Extracted records:
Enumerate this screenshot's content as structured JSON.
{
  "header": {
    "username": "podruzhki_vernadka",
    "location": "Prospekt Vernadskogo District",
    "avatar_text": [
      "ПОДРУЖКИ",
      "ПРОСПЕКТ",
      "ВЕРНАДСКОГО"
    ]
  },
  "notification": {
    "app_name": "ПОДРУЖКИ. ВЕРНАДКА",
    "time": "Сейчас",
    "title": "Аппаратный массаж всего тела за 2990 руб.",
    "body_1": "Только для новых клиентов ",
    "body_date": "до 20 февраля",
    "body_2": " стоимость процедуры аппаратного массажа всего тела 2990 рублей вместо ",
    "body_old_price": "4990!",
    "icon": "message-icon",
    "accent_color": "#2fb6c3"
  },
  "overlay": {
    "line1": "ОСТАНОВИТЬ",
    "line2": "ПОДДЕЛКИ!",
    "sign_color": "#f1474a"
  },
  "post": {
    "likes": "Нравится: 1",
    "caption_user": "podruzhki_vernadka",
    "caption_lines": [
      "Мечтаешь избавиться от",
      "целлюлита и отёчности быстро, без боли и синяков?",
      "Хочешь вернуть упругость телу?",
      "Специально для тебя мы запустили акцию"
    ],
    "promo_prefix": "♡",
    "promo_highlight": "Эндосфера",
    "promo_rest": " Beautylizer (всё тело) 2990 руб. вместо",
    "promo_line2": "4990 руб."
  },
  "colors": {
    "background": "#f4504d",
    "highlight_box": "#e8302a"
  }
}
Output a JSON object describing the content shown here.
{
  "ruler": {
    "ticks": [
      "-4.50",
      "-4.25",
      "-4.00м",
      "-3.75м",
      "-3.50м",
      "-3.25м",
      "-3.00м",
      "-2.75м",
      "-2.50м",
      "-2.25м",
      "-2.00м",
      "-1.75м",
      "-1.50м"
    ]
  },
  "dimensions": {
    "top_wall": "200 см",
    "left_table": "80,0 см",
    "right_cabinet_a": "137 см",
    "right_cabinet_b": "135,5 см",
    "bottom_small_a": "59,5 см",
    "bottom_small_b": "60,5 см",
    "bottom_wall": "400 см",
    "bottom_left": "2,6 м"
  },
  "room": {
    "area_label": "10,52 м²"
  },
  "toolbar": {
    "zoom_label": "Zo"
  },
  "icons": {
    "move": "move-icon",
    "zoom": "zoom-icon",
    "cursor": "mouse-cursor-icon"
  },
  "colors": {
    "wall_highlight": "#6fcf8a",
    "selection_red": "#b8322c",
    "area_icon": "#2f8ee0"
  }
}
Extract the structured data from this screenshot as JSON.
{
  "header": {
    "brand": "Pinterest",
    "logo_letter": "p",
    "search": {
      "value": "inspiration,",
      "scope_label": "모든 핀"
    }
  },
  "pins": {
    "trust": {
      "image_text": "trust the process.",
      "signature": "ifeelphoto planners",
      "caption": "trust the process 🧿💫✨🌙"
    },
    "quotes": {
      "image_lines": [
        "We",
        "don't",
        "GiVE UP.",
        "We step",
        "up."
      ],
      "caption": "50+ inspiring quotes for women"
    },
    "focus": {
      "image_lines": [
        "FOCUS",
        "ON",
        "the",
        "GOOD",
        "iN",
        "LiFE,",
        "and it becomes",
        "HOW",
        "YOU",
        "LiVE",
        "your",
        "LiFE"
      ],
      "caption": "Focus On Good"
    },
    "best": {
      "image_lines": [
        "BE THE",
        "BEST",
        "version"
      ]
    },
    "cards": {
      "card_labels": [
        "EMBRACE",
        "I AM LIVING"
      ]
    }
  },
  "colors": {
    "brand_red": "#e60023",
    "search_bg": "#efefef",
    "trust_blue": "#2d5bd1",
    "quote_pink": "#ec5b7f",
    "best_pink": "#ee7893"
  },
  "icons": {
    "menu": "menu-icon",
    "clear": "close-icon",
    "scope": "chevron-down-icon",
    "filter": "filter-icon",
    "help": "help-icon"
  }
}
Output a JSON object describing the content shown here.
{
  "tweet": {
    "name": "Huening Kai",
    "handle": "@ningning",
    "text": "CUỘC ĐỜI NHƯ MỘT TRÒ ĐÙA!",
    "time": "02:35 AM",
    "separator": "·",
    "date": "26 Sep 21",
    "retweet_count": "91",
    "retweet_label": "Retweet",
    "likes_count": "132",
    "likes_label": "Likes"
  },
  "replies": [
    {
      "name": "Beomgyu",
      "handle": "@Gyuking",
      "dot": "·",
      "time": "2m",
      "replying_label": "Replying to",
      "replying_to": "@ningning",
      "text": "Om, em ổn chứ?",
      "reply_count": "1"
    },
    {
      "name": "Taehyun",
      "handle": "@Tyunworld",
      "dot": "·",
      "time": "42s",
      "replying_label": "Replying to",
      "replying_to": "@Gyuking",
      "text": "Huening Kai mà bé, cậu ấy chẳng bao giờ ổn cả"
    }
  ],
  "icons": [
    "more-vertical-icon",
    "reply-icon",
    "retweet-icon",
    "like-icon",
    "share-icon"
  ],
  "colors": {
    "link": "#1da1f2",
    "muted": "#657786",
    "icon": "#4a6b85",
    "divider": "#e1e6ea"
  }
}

Task description: Count how many lines of the listing above include "process" and report that number alone.

The result: 2